* The request: Using the records below, report how many lines hold "Surf", with no extra text.

* Working data:
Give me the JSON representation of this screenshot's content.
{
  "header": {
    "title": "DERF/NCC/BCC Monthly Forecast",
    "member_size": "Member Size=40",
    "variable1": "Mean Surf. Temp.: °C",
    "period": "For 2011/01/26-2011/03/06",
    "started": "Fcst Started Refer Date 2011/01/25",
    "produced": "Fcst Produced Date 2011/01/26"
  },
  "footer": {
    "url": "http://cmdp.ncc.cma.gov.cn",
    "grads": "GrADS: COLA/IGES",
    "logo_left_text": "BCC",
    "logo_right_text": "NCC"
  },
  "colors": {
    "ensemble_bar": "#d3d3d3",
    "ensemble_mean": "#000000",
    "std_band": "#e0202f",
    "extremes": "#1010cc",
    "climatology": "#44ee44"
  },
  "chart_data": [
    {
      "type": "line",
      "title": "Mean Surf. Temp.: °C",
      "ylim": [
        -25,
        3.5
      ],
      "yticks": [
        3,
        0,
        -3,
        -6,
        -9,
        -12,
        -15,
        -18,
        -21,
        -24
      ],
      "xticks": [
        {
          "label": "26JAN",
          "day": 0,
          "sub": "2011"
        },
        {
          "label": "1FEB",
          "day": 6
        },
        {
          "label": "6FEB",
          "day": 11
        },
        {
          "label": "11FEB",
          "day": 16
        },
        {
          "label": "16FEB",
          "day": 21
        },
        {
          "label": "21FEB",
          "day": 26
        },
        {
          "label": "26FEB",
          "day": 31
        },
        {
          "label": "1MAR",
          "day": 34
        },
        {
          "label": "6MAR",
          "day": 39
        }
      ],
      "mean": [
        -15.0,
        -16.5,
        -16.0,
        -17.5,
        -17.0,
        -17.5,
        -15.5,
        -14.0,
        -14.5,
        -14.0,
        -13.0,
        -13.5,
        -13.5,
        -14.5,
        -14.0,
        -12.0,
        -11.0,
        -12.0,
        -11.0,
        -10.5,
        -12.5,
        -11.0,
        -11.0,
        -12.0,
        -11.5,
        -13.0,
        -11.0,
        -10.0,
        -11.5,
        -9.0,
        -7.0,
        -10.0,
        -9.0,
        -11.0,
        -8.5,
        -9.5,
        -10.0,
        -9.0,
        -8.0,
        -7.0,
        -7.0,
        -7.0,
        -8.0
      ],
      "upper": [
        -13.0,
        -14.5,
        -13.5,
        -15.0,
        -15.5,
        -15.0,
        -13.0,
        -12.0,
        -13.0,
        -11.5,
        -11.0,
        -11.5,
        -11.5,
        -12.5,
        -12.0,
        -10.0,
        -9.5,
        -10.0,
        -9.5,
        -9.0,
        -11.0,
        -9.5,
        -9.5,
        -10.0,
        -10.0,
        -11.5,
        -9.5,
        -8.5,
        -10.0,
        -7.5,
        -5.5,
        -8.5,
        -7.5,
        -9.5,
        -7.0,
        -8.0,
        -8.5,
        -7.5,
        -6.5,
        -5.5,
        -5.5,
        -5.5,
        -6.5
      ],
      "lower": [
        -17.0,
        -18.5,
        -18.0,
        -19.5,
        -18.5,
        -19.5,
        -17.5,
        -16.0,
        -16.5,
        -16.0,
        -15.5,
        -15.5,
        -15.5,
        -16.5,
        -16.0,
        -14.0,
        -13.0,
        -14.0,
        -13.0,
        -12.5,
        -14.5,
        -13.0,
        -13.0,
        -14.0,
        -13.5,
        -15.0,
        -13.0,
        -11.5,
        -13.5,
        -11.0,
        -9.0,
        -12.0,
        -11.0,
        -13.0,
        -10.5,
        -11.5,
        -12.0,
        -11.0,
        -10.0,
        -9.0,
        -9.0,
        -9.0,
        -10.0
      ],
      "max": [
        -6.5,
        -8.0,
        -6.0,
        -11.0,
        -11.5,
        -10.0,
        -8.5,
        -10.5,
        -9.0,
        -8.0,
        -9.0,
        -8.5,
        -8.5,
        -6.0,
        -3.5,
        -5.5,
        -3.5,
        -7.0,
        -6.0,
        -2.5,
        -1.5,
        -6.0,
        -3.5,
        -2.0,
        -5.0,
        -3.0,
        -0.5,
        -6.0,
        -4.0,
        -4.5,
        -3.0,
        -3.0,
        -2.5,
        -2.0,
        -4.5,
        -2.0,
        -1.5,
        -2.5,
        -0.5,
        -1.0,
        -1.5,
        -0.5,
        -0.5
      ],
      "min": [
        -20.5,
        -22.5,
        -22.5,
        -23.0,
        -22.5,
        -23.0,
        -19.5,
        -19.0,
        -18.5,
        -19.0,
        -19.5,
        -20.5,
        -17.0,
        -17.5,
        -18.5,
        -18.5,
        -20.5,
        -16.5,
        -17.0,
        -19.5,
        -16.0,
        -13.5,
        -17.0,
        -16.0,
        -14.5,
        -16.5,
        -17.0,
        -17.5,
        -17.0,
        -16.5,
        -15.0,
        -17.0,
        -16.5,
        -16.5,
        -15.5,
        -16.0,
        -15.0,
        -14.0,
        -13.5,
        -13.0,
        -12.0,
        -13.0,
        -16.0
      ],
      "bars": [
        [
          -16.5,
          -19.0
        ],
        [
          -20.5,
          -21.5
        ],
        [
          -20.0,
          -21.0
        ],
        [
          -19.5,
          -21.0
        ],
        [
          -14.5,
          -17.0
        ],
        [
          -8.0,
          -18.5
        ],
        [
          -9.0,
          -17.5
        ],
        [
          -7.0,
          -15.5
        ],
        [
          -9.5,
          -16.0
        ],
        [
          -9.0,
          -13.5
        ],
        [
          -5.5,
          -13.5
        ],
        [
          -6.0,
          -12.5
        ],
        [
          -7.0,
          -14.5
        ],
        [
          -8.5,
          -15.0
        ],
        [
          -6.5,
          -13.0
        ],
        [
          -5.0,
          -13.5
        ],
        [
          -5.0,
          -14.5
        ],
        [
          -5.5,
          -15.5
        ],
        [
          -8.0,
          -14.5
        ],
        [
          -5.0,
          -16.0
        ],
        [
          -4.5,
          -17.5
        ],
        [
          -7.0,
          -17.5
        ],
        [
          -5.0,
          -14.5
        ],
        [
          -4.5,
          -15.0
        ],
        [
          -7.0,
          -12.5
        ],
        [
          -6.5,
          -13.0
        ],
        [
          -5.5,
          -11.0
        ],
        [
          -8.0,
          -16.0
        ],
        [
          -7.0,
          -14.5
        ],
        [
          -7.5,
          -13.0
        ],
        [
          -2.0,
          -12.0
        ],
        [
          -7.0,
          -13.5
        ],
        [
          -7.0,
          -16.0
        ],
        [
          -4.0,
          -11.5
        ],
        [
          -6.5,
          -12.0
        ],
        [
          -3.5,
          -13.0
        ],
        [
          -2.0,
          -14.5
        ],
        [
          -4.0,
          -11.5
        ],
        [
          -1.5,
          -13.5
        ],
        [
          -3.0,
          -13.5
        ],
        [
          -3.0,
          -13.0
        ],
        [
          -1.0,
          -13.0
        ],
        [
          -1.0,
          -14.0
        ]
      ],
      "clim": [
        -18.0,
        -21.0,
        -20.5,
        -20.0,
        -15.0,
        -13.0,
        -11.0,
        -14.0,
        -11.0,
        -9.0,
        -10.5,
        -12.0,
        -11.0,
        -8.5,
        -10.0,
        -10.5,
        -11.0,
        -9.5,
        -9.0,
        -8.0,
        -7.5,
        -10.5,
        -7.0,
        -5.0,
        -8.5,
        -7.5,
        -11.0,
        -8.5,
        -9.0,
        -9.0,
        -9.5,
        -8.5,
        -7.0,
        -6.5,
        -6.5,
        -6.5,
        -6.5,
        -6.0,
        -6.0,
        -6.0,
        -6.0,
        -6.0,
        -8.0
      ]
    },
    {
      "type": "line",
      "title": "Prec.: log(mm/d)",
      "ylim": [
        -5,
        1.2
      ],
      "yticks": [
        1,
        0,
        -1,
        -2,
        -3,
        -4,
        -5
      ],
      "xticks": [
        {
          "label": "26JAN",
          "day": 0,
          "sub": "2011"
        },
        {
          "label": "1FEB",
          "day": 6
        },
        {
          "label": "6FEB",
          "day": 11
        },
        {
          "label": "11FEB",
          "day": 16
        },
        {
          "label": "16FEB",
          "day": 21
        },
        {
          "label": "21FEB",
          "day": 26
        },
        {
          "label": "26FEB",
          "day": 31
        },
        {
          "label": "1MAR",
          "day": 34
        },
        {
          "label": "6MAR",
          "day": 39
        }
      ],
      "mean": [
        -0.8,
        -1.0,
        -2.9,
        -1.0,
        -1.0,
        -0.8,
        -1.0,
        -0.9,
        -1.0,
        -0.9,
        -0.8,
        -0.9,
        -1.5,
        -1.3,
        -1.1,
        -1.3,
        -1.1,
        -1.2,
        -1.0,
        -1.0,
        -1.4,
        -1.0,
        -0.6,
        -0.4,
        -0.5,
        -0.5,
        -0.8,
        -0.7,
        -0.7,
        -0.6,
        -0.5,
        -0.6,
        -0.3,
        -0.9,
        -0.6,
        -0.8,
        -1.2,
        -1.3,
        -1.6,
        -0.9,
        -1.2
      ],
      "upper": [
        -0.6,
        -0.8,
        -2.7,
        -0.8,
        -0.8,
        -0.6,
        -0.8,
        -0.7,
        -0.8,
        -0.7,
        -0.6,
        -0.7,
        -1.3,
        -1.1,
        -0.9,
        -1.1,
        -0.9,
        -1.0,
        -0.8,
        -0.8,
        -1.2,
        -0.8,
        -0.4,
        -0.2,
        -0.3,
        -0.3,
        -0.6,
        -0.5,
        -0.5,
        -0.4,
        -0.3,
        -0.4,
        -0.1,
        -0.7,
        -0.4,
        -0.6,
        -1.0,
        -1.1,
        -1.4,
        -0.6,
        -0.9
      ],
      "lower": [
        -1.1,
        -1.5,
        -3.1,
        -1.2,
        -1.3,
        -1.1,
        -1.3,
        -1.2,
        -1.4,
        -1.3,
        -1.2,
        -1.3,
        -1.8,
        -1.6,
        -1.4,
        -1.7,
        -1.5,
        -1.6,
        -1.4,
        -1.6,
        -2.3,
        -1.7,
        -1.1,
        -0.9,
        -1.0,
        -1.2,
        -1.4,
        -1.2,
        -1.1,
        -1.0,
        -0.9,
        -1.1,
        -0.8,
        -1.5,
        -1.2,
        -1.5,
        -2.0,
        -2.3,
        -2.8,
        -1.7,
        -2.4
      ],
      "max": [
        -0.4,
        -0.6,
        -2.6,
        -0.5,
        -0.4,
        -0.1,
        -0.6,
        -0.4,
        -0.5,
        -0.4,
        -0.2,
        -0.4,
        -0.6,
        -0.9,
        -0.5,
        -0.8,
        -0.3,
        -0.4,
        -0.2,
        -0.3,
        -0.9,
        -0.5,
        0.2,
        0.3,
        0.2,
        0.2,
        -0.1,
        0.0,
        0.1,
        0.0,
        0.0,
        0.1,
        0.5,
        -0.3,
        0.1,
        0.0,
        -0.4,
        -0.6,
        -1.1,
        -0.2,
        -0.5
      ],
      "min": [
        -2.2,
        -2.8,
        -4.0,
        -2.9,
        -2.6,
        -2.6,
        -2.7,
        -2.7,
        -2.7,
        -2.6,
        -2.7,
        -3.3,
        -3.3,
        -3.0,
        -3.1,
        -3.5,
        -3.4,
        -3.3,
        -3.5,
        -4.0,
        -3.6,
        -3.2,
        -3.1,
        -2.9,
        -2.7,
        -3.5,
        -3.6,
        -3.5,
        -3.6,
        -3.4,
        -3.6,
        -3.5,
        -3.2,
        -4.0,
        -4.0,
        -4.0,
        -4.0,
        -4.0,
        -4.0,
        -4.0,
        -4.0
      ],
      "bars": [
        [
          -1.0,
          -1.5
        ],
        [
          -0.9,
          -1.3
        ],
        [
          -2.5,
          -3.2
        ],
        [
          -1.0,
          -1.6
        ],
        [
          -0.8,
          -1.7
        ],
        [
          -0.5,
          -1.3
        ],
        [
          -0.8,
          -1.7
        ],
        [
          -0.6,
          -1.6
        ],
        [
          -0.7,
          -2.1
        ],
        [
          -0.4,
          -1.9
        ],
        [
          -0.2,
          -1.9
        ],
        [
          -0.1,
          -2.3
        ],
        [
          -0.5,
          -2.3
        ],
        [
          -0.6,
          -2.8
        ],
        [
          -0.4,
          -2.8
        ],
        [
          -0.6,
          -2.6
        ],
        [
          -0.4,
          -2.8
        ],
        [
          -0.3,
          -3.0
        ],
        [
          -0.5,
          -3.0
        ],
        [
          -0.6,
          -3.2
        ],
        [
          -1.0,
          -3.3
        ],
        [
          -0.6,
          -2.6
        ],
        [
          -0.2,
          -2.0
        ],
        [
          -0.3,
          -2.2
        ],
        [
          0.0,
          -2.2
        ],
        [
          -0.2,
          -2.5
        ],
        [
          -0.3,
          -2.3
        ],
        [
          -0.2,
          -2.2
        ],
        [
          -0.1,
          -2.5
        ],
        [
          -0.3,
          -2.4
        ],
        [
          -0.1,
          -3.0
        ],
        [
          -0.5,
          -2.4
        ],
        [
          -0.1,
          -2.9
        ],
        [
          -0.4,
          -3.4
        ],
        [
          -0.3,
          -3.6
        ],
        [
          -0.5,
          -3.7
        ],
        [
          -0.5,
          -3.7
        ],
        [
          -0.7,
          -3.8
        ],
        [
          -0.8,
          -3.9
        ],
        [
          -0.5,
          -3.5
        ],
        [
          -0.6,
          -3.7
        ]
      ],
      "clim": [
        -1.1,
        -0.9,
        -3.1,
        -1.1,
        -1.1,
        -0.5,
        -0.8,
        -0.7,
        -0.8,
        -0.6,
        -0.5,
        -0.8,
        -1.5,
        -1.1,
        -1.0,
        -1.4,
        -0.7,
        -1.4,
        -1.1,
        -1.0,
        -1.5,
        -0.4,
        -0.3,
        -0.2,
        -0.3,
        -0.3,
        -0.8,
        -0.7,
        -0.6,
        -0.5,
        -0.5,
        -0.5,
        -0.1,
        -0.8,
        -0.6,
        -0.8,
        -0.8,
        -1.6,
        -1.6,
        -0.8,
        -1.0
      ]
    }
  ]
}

* Answer to this problem: 2